## GOAL OF THE EXERCISE
Print each line exactly as it is given.

Collected data entries
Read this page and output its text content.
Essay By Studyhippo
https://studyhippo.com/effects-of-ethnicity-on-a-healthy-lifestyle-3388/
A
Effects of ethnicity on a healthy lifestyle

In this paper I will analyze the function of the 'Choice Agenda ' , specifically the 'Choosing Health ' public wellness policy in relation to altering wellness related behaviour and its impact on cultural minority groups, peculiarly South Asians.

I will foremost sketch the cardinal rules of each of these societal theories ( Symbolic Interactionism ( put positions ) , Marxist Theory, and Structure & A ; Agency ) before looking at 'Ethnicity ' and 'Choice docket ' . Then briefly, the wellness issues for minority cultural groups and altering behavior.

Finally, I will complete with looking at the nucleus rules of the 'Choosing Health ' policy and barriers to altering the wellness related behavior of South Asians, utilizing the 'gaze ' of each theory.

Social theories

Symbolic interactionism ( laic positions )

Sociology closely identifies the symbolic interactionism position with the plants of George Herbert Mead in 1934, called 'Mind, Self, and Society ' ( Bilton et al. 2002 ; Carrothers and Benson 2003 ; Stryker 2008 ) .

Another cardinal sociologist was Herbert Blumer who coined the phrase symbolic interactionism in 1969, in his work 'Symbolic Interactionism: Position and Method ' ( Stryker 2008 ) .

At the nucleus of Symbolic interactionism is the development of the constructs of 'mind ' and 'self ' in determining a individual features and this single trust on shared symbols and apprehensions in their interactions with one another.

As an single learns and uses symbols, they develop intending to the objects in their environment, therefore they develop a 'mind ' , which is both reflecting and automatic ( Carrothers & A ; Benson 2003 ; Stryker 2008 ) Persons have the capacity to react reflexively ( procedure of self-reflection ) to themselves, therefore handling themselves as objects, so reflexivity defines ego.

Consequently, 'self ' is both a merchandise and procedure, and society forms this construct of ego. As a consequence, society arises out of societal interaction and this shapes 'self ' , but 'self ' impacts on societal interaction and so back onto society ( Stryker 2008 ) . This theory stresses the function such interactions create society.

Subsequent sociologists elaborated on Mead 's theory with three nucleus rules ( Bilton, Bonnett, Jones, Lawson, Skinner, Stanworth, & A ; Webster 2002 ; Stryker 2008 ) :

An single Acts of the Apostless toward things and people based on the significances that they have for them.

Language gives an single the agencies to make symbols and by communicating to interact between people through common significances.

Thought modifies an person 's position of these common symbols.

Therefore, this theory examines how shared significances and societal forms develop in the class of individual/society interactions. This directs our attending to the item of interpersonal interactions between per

## ANSWER TO THE PROBLEM
Read this page and output its text content.
Essay By Studyhippo
https://studyhippo.com/effects-of-ethnicity-on-a-healthy-lifestyle-3388/
A
Effects of ethnicity on a healthy lifestyle

In this paper I will analyze the function of the 'Choice Agenda ' , specifically the 'Choosing Health ' public wellness policy in relation to altering wellness related behaviour and its impact on cultural minority groups, peculiarly South Asians.

I will foremost sketch the cardinal rules of each of these societal theories ( Symbolic Interactionism ( put positions ) , Marxist Theory, and Structure & A ; Agency ) before looking at 'Ethnicity ' and 'Choice docket ' . Then briefly, the wellness issues for minority cultural groups and altering behavior.

Finally, I will complete with looking at the nucleus rules of the 'Choosing Health ' policy and barriers to altering the wellness related behavior of South Asians, utilizing the 'gaze ' of each theory.

Social theories

Symbolic interactionism ( laic positions )

Sociology closely identifies the symbolic interactionism position with the plants of George Herbert Mead in 1934, called 'Mind, Self, and Society ' ( Bilton et al. 2002 ; Carrothers and Benson 2003 ; Stryker 2008 ) .

Another cardinal sociologist was Herbert Blumer who coined the phrase symbolic interactionism in 1969, in his work 'Symbolic Interactionism: Position and Method ' ( Stryker 2008 ) .

At the nucleus of Symbolic interactionism is the development of the constructs of 'mind ' and 'self ' in determining a individual features and this single trust on shared symbols and apprehensions in their interactions with one another.

As an single learns and uses symbols, they develop intending to the objects in their environment, therefore they develop a 'mind ' , which is both reflecting and automatic ( Carrothers & A ; Benson 2003 ; Stryker 2008 ) Persons have the capacity to react reflexively ( procedure of self-reflection ) to themselves, therefore handling themselves as objects, so reflexivity defines ego.

Consequently, 'self ' is both a merchandise and procedure, and society forms this construct of ego. As a consequence, society arises out of societal interaction and this shapes 'self ' , but 'self ' impacts on societal interaction and so back onto society ( Stryker 2008 ) . This theory stresses the function such interactions create society.

Subsequent sociologists elaborated on Mead 's theory with three nucleus rules ( Bilton, Bonnett, Jones, Lawson, Skinner, Stanworth, & A ; Webster 2002 ; Stryker 2008 ) :

An single Acts of the Apostless toward things and people based on the significances that they have for them.

Language gives an single the agencies to make symbols and by communicating to interact between people through common significances.

Thought modifies an person 's position of these common symbols.

Therefore, this theory examines how shared significances and societal forms develop in the class of individual/society interactions. This directs our attending to the item of interpersonal interactions between per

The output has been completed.